Table 3: Non-object functions

  DictionaryBytes(MaxKeys, BitsPerKey)  A LongInt function that uses the
                                        Optimal Table Size equation to
                                        compute the size in bytes of an
                                        optimal bit table for the
                                        specified key count and bits
                                        per key.

  DictHash(Data, Size)                  A LongInt function that provides
                                        access to the hash algorithm.

The save file produced by the Save-Dictionary method is intended for direct, binary portability to another hardware platform, a Tandem NonStop minicomputer. The only concession made to the Tandem architecture is the byte order of binary integers. These are byte-reversed before saving to disk, and reversed again after restoration.

The random-number generator, the hash function, and the bit-set and test functions are implemented as inline-assembler macros. The bit table size is limited to 65,520 bytes as a concession to Turbo Pascal's maximum GetMem size, and to improve the performance of the bit-set and test functions. You can overcome this limitation by distributing keys to multiple dictionaries. For instance, my Tandem spelling checker divides the dictionary by the first letter of a word into seven bit tables: A-B, C-D, E-H, I-N, O-R, S-T, and U-Z. These are the same partitions used in the practical test. Observe one caution when using multiple bit tables: You must add together the false drop probabilities for each existence test performed on the same key. For instance, if you test a key in two dictionaries and each dictionary has a false drop probability of 1/4096, the combined false drop probability is 2/4096 or 1/2048. My spelling checker selects the appropriate dictionary for the unknown word by the word's first character, and tests only in that dictionary.

Performance

To get an idea of the speed of the dictionary methods, I performed a timing benchmark on an 8-MHz NEC-V20. (This machine runs about three times as fast as the original PC.) First, I built an optimal, 14-bit dictionary from a subset of the 109,584 word list. The subset consisted of the 17,639 words beginning with "S" and "T." The false drop probability, as determined by counting the on bits, was 1/16,450.

□ □ □

▶ Required tasks:
1 > Does the bit-table dictionary text support each statement below? For (a), (b), and (c), answer yes or no, and quote the words from the text that decide it.
(a) The bit table can be no larger than 65,520 bytes.
(b) The spelling checker tests an unknown word in every one of its dictionaries.
(c) The timing benchmark was run on a 16-MHz machine.
2 > What comes next in the bit-table dictionary text? Continue it from its last sentence.

▶ Collected data:

□ □ □

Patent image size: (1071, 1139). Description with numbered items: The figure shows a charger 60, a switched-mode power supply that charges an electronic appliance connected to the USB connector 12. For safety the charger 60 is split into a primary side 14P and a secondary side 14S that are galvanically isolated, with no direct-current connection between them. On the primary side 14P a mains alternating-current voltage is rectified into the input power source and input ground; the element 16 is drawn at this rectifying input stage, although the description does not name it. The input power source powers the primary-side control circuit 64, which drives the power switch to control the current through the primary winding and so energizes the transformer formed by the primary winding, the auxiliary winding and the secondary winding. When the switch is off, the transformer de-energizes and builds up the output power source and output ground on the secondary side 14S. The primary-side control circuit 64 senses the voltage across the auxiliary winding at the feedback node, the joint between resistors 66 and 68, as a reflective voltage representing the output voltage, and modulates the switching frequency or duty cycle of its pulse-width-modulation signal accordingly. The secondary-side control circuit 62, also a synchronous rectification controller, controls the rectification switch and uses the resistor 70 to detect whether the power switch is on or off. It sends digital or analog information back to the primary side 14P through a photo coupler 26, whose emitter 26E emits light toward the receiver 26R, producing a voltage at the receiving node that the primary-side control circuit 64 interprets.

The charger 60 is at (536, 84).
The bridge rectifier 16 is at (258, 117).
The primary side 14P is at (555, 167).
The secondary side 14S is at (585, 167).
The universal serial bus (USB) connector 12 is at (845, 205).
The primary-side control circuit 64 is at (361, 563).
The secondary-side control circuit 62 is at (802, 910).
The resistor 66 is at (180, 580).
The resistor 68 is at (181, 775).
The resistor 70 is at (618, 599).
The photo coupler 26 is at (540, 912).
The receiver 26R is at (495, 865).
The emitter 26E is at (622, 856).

□ □ □

▶ Outputs:
1 >
(a) Yes: "The bit table size is limited to 65,520 bytes"
(b) No: "tests only in that dictionary"
(c) No: "an 8-MHz NEC-V20"

2 >
Secondly, I read the entire 109,584 word list and tested each word against the dictionary. Actually, I read each list twice; first I timed the read alone, and then I timed the read with the dictionary method calls. The differences in timings were an estimate of the processor time spent in the dictionary methods. In this benchmark, the methods inserted 250 keys per second and tested 435 keys per second. Existence testing was faster than inserting because almost all of the words, excepting those beginning with "S" and "T" were rejected. The existence test terminates as soon as it finds the first zero bit. Key length and number of bits per key affect performance. For instance, with the same files at 12 bits per key, the benchmark inserted 273 keys per second and tested 447 keys per second. At 14 bits per key, on a 20-MHz 80386, the benchmark inserted 1558 keys per second and tested 2611 keys.

The number of iterations of the Park-Miller algorithm determines the performance of the hash and bit-selection algorithms. The hash algorithm performs 2L iterations, where L is the length of the key. The total number of iterations for the hash and bit-selection algorithms is 2L+B+9, where B is the number of bits per key. If we repeat the hash function for each bit, we perform 2BL iterations. When the hash function is repeated for each bit, the 80386 benchmark can insert only 361 keys per second and can test 1712 keys.

Conclusion

Superimposed coding is an elegant way to test for the existence of a key. This approach has applications in many areas of information retrieval. It is a fast method, especially with the shortcuts afforded by the Park-Miller random-number generator. The equations available allow us to engineer an optimal existential dictionary with almost any desired capacity and accuracy.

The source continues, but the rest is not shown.